THE TASK:
Consider the data that follows and state how many lines contain the string "completadas", using the number alone.
++++++++
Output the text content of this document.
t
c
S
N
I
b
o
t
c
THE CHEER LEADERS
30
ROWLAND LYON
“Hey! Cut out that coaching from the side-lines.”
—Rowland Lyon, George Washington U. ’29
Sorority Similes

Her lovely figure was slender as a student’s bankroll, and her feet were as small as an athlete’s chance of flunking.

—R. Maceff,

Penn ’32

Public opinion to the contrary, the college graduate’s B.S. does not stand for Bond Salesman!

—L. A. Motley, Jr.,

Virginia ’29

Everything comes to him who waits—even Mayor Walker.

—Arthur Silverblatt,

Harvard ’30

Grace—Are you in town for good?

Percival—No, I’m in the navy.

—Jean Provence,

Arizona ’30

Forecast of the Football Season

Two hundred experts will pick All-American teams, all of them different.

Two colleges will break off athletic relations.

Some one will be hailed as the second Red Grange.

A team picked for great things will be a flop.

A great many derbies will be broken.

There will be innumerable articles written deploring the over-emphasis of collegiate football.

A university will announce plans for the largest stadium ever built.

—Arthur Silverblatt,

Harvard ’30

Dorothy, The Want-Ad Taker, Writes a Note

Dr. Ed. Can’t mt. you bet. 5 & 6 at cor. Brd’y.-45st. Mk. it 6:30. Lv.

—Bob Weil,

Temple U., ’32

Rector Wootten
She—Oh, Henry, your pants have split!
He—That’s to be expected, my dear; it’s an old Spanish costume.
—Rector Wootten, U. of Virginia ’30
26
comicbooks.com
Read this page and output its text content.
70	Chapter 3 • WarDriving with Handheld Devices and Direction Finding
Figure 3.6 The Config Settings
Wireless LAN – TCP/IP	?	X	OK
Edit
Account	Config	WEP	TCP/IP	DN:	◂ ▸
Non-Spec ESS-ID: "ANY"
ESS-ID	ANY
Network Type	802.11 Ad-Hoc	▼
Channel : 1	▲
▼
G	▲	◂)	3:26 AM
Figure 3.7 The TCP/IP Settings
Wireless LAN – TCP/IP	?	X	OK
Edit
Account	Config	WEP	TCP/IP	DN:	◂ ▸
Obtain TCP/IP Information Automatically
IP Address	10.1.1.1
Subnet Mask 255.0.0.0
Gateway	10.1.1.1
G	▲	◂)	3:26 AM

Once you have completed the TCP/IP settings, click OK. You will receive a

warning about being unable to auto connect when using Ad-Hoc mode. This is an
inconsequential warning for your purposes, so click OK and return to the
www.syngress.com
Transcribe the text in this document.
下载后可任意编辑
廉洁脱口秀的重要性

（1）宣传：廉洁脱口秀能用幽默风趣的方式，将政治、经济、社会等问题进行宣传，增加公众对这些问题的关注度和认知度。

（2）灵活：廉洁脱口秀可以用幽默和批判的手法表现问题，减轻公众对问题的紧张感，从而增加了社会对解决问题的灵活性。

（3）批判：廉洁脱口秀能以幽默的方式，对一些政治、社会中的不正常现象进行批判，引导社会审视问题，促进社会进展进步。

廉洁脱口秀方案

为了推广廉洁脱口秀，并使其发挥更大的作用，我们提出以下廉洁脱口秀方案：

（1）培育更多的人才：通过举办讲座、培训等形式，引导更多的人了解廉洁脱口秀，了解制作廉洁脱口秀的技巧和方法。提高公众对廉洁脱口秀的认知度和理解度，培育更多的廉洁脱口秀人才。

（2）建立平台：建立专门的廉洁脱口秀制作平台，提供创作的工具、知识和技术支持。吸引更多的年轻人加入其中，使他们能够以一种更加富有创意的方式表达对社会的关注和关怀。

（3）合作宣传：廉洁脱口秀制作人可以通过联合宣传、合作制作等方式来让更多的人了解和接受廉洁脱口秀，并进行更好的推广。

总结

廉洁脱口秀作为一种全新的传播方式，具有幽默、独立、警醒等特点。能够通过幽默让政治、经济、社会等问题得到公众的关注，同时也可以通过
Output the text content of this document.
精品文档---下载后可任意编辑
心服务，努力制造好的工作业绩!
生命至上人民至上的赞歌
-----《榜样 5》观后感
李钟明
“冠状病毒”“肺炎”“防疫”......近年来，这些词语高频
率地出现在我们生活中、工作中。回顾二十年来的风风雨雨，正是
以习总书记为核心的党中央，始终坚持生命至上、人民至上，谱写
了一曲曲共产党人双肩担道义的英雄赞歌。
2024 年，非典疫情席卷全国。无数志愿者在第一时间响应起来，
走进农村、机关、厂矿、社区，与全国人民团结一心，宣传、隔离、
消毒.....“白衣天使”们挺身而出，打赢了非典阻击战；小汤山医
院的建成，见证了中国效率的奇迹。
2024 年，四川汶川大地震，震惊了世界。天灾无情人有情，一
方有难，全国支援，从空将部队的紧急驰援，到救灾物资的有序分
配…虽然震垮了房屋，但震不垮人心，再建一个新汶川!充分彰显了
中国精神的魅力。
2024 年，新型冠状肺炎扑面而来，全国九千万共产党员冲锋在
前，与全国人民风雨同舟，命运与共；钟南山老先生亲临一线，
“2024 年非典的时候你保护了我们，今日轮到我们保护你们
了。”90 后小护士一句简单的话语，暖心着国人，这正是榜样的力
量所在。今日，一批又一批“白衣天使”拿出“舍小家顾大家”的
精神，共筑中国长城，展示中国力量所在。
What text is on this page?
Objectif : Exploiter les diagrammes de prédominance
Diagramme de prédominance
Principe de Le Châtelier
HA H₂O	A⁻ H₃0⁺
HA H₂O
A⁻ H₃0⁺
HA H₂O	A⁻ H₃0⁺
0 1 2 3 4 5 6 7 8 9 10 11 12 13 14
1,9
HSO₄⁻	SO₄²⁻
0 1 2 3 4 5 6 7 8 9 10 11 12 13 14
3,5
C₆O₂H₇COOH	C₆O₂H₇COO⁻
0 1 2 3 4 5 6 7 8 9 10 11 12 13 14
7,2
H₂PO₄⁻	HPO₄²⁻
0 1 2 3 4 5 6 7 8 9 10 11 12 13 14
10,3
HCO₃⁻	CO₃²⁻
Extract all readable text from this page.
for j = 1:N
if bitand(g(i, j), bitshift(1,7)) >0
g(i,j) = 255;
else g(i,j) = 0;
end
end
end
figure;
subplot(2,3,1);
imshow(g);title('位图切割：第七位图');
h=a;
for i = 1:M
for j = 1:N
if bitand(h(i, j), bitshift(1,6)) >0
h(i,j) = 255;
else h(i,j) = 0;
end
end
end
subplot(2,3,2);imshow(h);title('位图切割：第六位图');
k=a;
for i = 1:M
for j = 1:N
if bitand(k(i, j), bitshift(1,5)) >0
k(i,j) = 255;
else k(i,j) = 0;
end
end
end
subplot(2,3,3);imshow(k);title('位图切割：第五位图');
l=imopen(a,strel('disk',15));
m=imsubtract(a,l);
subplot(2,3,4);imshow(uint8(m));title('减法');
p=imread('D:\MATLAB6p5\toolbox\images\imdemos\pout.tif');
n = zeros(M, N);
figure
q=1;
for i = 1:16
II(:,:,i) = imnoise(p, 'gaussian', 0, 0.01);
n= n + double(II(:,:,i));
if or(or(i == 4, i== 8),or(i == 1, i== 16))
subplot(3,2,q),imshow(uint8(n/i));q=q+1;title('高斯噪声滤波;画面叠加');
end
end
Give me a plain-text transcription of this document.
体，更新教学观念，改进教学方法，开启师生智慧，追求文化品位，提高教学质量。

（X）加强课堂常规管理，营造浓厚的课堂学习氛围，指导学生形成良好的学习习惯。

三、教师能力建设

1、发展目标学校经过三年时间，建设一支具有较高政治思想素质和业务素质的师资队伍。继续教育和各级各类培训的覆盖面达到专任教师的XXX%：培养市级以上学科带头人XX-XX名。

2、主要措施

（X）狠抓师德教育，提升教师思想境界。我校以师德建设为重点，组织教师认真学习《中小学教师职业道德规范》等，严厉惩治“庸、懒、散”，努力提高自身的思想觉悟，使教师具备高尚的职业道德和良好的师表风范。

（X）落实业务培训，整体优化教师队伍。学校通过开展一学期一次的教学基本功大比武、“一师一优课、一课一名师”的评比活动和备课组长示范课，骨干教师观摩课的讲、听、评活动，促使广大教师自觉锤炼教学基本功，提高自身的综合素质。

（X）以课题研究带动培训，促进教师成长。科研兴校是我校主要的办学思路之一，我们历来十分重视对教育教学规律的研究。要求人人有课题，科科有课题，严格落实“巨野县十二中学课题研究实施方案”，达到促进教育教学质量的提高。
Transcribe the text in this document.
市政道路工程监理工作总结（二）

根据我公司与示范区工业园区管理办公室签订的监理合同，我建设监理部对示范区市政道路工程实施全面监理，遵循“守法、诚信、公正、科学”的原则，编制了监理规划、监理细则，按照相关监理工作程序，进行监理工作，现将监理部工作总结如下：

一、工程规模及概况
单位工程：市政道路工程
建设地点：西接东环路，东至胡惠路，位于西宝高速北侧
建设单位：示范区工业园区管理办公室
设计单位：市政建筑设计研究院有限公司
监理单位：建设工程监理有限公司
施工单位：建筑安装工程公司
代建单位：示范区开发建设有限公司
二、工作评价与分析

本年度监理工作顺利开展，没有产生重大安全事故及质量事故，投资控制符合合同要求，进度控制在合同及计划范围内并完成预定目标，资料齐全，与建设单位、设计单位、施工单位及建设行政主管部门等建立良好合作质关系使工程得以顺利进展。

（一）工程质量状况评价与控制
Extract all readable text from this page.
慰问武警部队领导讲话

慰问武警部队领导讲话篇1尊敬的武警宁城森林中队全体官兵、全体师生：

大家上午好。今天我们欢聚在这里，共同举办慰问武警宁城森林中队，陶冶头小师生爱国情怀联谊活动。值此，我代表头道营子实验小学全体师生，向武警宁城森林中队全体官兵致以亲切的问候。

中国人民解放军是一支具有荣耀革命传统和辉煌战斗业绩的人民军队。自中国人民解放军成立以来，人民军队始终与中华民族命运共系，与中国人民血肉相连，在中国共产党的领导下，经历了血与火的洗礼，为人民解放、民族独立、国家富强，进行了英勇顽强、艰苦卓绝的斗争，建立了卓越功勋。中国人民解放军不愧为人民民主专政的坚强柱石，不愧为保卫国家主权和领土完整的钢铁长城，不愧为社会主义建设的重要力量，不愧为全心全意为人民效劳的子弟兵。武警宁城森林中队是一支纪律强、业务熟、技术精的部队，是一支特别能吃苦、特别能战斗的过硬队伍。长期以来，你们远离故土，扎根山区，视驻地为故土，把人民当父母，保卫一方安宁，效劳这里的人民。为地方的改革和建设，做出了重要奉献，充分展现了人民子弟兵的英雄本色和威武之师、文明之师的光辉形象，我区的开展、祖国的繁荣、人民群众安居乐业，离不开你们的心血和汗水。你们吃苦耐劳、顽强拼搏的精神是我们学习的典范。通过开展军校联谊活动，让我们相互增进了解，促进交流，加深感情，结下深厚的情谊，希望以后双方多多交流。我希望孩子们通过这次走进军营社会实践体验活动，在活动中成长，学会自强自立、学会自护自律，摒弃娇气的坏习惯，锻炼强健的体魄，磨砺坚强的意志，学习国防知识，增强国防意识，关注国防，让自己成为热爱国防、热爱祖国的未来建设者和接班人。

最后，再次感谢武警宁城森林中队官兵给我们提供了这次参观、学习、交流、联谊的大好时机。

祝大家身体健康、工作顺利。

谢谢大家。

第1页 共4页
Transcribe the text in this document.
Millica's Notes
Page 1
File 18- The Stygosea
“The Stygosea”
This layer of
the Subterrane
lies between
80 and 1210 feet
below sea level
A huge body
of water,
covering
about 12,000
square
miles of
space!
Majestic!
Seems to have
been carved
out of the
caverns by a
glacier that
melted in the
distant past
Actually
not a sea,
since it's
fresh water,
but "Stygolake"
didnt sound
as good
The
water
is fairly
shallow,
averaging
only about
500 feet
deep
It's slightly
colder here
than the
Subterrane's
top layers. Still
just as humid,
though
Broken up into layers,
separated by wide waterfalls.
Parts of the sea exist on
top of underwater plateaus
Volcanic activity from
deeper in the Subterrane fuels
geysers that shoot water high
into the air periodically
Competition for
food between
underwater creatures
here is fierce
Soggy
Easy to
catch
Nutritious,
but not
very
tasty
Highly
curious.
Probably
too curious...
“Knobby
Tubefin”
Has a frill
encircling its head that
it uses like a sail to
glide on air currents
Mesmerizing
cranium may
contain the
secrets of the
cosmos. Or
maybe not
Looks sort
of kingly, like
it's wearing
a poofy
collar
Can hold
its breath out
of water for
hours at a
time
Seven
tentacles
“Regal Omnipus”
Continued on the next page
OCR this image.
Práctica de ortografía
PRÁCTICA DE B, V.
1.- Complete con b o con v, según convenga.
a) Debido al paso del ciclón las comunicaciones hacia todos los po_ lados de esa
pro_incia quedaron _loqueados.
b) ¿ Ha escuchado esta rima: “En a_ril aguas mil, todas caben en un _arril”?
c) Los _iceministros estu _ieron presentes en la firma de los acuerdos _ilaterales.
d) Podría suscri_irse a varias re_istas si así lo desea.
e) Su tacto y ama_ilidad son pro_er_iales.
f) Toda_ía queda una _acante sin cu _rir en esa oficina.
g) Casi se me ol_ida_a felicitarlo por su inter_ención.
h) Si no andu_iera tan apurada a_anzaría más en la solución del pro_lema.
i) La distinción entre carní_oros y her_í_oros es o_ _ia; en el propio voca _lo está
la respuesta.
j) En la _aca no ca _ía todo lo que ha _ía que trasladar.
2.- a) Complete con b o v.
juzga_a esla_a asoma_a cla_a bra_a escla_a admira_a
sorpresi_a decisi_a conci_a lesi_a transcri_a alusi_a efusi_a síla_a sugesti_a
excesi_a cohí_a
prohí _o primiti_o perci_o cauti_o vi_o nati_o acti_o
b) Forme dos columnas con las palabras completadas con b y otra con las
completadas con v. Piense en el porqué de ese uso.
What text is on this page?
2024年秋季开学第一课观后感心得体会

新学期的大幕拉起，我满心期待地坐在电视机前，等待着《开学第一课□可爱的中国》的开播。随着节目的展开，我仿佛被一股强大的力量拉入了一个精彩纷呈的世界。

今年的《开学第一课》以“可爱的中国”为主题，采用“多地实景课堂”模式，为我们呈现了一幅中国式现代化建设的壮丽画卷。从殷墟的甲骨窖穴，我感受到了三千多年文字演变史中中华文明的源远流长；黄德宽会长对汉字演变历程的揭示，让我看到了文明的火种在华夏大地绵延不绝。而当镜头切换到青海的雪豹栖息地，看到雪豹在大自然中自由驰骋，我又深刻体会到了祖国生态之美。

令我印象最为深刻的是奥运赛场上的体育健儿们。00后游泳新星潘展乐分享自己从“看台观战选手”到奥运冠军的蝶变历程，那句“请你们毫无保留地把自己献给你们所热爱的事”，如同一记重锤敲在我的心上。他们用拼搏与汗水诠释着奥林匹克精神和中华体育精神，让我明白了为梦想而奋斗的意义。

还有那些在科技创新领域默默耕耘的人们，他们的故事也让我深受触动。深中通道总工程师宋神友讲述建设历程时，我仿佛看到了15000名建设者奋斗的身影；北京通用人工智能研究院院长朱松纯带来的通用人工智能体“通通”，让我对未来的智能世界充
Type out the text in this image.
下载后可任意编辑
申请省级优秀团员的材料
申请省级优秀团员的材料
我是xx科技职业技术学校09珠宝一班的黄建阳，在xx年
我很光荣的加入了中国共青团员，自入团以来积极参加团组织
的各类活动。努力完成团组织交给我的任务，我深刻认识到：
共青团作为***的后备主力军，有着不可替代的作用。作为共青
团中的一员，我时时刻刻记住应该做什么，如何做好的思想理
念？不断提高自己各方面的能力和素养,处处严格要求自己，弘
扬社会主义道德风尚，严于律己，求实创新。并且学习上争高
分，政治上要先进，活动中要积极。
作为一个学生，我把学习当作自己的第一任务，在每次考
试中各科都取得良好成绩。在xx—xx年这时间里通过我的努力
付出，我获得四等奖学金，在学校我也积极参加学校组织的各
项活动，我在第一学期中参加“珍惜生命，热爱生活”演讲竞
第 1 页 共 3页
++++++++
OUTPUT BELOW:
2